-- EXERCISE REQUIREMENTS --
Locate each line with the string "screenshot" in the listing below and copy it.

+++

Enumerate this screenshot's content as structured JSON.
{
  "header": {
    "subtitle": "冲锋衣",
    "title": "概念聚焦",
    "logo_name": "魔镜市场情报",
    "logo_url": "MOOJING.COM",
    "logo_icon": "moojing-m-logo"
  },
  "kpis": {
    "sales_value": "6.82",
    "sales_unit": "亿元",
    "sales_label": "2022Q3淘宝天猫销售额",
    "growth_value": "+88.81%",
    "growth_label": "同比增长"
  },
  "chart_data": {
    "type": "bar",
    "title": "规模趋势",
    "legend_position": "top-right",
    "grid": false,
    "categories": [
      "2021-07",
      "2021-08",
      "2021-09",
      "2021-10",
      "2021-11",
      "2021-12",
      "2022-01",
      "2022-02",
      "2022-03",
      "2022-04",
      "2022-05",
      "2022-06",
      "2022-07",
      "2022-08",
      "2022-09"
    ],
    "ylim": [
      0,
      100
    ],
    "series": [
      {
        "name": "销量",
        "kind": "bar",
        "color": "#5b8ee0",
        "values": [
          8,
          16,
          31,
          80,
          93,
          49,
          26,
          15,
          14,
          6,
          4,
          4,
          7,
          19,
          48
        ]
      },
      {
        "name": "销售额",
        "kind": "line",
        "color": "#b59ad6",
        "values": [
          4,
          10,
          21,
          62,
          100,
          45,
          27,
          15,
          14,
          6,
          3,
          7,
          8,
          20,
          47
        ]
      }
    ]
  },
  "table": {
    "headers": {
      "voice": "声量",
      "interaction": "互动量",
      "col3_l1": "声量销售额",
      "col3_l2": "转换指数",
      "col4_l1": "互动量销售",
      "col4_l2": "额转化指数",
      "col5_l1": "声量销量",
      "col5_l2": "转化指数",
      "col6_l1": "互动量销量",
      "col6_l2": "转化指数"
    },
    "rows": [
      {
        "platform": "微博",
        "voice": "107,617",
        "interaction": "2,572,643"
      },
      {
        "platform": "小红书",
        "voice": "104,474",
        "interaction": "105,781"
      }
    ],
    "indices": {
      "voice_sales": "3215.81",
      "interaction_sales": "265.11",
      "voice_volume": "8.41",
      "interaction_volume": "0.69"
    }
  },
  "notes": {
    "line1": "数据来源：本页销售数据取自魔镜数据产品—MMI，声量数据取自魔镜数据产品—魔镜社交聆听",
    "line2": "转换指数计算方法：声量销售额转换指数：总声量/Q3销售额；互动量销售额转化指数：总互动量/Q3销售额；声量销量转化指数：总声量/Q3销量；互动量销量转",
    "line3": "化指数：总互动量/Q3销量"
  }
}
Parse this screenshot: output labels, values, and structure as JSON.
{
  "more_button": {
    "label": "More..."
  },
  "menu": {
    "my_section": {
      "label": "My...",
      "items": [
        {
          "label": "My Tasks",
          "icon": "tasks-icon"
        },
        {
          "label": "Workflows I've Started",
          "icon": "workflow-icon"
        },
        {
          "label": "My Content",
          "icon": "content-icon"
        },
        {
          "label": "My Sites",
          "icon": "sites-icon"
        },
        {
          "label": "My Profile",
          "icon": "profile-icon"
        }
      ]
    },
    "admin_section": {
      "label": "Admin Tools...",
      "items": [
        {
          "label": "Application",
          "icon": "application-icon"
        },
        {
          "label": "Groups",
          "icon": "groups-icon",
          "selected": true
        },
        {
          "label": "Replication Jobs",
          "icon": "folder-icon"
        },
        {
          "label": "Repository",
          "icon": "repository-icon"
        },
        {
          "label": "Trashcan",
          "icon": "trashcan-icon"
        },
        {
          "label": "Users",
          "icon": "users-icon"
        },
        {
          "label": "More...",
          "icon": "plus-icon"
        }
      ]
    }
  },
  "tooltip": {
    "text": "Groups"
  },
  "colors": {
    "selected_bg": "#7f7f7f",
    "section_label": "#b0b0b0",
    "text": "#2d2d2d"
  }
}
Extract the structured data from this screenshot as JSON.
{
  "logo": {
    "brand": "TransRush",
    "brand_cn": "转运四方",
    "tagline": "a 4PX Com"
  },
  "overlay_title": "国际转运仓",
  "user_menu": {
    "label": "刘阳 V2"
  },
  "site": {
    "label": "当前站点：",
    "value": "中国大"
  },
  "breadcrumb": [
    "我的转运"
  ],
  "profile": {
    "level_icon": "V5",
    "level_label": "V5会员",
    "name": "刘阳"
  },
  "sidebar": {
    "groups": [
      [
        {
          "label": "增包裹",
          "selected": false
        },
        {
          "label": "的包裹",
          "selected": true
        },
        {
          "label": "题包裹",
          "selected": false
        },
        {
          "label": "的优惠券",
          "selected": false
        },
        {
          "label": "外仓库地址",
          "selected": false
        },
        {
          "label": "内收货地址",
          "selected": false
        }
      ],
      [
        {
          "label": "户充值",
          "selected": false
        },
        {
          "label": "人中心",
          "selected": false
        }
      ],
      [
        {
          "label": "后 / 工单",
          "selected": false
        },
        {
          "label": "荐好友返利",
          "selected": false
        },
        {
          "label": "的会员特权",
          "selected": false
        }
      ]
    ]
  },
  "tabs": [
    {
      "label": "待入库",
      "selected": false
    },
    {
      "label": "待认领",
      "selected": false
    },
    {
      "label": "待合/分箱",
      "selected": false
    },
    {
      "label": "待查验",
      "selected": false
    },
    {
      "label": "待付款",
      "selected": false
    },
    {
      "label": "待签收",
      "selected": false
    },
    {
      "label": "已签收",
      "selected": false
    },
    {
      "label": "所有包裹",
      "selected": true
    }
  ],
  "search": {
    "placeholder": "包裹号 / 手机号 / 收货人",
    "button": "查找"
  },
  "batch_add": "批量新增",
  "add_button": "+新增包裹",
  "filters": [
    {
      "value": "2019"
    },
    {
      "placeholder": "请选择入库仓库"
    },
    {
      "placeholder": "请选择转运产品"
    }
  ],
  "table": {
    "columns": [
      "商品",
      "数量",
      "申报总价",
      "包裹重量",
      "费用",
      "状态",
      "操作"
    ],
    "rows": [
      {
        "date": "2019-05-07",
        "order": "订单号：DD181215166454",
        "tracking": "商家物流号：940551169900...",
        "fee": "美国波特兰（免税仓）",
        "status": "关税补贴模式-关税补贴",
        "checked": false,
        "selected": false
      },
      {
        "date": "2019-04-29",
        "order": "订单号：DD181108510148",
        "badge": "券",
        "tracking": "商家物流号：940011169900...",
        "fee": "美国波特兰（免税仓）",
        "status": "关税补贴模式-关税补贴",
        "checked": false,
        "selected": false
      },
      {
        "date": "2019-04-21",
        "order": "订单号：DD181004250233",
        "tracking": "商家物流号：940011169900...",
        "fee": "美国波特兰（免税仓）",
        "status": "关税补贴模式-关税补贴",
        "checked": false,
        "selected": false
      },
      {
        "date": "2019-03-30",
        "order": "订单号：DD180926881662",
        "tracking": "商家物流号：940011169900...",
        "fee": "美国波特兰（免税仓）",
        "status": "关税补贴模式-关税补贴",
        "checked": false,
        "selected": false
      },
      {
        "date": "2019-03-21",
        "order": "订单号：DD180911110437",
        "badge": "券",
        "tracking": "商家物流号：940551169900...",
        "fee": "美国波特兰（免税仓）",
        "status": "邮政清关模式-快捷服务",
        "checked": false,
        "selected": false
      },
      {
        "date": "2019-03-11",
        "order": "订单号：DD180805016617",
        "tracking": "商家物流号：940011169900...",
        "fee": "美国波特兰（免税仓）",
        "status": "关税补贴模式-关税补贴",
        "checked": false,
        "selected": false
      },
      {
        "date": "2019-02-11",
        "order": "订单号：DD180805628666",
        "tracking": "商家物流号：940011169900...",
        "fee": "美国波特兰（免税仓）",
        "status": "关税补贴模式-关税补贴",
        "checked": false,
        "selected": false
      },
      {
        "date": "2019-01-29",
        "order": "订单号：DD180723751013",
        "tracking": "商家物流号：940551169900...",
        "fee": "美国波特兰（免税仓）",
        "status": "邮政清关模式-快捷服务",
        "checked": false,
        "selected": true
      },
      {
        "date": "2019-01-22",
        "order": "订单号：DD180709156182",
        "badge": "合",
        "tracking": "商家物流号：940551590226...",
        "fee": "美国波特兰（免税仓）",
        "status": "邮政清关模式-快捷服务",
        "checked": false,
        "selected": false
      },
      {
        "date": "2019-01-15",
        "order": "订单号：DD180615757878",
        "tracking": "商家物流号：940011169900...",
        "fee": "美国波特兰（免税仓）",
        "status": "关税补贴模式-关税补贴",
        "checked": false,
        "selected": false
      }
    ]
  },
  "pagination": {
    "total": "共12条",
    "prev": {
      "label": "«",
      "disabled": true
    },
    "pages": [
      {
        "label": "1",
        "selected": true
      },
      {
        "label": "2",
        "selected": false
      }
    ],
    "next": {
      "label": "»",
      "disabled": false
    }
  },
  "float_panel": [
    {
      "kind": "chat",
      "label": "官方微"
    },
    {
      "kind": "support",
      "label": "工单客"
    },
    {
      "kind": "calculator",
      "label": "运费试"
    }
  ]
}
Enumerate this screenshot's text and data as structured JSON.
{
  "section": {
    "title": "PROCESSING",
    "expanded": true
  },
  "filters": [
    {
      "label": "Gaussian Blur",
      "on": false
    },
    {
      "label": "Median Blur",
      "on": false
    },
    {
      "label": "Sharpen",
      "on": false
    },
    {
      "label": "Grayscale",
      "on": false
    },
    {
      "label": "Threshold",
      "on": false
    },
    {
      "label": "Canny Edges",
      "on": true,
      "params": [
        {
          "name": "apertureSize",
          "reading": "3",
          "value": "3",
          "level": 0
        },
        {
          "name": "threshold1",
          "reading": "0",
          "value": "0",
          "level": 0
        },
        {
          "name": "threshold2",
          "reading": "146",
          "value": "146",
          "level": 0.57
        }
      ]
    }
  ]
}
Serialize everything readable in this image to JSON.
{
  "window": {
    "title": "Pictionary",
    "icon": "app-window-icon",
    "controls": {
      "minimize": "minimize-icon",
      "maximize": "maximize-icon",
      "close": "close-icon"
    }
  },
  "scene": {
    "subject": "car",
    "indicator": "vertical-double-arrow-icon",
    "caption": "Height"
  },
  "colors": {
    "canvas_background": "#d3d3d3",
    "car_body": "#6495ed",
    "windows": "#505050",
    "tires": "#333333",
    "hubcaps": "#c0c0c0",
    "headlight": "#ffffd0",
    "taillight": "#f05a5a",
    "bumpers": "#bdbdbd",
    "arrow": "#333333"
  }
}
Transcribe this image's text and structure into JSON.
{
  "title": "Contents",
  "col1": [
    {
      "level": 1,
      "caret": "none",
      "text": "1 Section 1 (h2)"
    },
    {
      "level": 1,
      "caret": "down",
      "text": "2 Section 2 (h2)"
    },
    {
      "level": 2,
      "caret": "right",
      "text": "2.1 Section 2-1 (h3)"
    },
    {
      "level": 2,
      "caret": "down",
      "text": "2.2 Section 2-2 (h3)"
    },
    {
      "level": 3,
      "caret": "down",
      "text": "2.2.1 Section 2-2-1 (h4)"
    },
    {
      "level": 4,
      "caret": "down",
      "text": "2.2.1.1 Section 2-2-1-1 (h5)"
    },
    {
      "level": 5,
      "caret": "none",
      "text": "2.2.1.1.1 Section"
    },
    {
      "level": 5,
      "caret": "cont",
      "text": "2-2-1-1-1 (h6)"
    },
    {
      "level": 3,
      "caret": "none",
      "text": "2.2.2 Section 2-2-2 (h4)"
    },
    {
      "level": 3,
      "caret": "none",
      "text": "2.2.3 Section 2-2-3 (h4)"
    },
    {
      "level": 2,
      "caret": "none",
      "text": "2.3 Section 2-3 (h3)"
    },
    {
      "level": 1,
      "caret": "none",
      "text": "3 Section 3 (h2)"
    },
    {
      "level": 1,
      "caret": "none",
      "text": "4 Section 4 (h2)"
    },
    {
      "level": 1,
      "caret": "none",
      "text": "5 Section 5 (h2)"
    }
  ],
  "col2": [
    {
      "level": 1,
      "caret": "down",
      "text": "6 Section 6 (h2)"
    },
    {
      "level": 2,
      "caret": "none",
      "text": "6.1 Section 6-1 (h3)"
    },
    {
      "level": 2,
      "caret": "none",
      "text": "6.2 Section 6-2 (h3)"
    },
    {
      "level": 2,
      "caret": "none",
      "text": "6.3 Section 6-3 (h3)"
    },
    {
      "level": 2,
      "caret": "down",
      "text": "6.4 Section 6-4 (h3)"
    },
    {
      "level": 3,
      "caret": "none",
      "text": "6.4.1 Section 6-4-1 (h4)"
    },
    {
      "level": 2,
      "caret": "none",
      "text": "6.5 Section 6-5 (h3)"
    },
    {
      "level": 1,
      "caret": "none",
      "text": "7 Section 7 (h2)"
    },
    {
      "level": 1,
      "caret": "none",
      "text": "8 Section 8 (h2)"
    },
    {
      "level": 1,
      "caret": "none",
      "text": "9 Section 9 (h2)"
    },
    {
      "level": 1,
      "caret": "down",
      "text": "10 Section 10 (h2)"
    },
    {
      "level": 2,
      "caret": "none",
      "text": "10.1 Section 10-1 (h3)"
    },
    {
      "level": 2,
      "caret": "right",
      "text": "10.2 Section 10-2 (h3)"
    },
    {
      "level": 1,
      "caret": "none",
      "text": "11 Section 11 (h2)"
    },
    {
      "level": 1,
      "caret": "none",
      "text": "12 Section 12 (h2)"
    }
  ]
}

+++

-- EXERCISE RESPONSE --
Enumerate this screenshot's content as structured JSON.
Parse this screenshot: output labels, values, and structure as JSON.
Extract the structured data from this screenshot as JSON.
Enumerate this screenshot's text and data as structured JSON.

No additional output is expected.